▶ [Trecho do texto]:
O Sindicato dos Trabalhadores da Indústria de Hotelaria, Turismo, Restaurantes e Similares do Norte denuncia “atitude de chantagem” e de “pressão” sobre os trabalhadores precários das cantinas escolares do município do Porto.
Em comunicado, a organização sindical esclarece que esta multinacional que explora o serviço de refeições das cantinas escolares do município do Porto “há três anos, tinha praticamente todos os trabalhadores contratados através de empresas de trabalho temporário”. Foi “na sequência dos protestos, greves e reclamações feitas” que passou a contratar diretamente a maioria dos trabalhadores. Mas, apesar de muitos trabalharem “há 20 ou mais anos na mesma cantina de setembro de um ano a julho do ano seguinte”, a “esmagadora maioria” foi contratada através de contratos a termo certo.

▶ [Tarefas]:
**1.** No texto sobre as cantinas escolares do Porto, reescreva o trecho que vai de "O Sindicato dos" até "município do Porto.", trocando "trabalhadores precários" por "trabalhadores temporários".
**2.** Responda com base no texto sobre as cantinas escolares do Porto:
(a) Que tipo de contrato a esmagadora maioria dos trabalhadores recebeu?
(b) Segundo o comunicado, como a multinacional contratava praticamente todos os trabalhadores há três anos?
(c) Entre que meses muitos trabalham na mesma cantina a cada ano?

▶ [Trecho dos dados]:
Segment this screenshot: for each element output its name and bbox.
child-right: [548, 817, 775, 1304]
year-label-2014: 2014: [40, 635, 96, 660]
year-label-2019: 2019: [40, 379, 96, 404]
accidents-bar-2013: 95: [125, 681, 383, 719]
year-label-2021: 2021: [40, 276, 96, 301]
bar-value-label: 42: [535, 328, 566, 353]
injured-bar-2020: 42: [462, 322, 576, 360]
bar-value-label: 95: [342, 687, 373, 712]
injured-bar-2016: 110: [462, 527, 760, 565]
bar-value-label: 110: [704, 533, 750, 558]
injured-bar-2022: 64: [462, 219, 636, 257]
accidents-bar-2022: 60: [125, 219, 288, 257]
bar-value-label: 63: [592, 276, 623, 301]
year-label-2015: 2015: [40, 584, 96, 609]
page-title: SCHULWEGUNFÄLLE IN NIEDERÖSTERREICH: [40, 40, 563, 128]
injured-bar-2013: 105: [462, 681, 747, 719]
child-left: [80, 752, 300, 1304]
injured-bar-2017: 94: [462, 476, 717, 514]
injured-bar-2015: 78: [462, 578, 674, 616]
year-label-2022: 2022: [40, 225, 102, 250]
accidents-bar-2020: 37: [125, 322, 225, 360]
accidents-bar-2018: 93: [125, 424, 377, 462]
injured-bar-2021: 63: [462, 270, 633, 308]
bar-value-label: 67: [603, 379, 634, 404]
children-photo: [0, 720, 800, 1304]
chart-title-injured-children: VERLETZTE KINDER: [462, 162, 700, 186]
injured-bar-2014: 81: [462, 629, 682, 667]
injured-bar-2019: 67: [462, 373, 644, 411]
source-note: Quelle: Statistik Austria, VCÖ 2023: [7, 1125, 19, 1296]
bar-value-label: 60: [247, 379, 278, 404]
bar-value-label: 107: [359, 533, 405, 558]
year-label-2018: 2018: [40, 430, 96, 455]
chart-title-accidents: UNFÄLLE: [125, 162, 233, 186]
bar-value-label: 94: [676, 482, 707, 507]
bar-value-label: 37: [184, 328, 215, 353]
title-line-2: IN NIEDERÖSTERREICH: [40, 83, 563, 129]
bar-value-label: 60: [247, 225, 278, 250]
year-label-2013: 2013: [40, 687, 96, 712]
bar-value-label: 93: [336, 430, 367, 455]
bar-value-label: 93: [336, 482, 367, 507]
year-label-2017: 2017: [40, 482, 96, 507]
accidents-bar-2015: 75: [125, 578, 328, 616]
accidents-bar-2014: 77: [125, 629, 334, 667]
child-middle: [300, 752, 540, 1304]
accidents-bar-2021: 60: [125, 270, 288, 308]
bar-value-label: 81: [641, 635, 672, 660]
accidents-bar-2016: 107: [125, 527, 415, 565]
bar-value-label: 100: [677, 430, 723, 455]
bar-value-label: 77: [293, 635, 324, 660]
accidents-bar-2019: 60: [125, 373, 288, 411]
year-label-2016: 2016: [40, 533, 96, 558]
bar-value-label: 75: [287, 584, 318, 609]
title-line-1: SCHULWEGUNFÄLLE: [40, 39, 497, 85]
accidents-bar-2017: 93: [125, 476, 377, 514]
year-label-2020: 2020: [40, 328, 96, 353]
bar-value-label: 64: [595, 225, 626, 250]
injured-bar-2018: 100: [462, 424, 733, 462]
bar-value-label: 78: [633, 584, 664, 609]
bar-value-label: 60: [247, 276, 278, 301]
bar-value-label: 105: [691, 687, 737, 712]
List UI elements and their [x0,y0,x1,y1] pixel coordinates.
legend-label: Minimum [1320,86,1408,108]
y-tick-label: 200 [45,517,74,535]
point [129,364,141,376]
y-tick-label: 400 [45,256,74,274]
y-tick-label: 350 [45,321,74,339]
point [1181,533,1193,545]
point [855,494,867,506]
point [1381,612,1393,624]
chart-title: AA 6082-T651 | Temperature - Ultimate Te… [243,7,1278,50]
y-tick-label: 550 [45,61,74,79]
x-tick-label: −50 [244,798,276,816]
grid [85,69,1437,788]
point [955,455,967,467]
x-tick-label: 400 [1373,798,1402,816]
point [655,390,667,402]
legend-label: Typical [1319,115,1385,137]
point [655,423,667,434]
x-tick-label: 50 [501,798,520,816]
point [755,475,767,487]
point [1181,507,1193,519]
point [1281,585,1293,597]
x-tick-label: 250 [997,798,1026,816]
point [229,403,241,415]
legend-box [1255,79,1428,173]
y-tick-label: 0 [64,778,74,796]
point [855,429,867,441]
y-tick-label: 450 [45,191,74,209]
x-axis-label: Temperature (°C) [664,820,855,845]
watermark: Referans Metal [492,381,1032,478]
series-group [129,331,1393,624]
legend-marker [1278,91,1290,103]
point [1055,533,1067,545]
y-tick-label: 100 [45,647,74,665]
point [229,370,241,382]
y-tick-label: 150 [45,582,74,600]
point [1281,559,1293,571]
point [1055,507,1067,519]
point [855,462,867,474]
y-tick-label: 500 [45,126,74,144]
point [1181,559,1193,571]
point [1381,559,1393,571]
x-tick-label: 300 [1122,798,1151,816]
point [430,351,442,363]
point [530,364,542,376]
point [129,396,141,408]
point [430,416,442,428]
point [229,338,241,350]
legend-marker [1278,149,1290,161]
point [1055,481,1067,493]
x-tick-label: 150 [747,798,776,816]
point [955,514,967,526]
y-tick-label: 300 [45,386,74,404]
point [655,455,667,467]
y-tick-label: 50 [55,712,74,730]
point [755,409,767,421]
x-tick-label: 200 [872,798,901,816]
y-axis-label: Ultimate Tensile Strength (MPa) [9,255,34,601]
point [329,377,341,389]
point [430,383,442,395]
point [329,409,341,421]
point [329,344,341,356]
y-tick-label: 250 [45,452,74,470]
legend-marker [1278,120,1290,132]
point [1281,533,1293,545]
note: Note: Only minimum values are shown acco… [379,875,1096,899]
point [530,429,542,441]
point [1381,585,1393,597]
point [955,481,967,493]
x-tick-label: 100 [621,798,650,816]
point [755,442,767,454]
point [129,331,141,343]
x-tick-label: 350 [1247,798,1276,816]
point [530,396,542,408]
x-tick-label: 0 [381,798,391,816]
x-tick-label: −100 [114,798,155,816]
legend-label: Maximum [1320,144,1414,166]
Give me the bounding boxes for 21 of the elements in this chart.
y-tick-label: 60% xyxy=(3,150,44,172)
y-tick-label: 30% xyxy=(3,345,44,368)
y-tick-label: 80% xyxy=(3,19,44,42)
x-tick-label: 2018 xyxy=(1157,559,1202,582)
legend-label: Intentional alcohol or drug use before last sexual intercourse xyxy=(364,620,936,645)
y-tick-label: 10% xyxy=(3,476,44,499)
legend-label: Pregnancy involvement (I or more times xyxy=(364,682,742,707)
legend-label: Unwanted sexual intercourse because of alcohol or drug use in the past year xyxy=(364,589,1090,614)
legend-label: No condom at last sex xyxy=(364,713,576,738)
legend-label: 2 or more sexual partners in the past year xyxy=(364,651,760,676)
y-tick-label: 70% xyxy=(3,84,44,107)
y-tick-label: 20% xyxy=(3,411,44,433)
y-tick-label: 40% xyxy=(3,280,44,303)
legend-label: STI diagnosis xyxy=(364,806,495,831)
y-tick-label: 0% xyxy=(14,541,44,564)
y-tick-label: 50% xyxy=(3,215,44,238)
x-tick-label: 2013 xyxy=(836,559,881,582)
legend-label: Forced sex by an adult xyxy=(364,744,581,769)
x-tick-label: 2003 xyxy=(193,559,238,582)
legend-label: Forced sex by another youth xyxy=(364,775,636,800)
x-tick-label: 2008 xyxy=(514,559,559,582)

▶ [Respostas em ordem]:
**1.**
O Sindicato dos Trabalhadores da Indústria de Hotelaria, Turismo, Restaurantes e Similares do Norte denuncia “atitude de chantagem” e de “pressão” sobre os trabalhadores temporários das cantinas escolares do município do Porto.

**2.**
(a) Contratos a termo certo.
(b) Através de empresas de trabalho temporário.
(c) De setembro de um ano a julho do ano seguinte.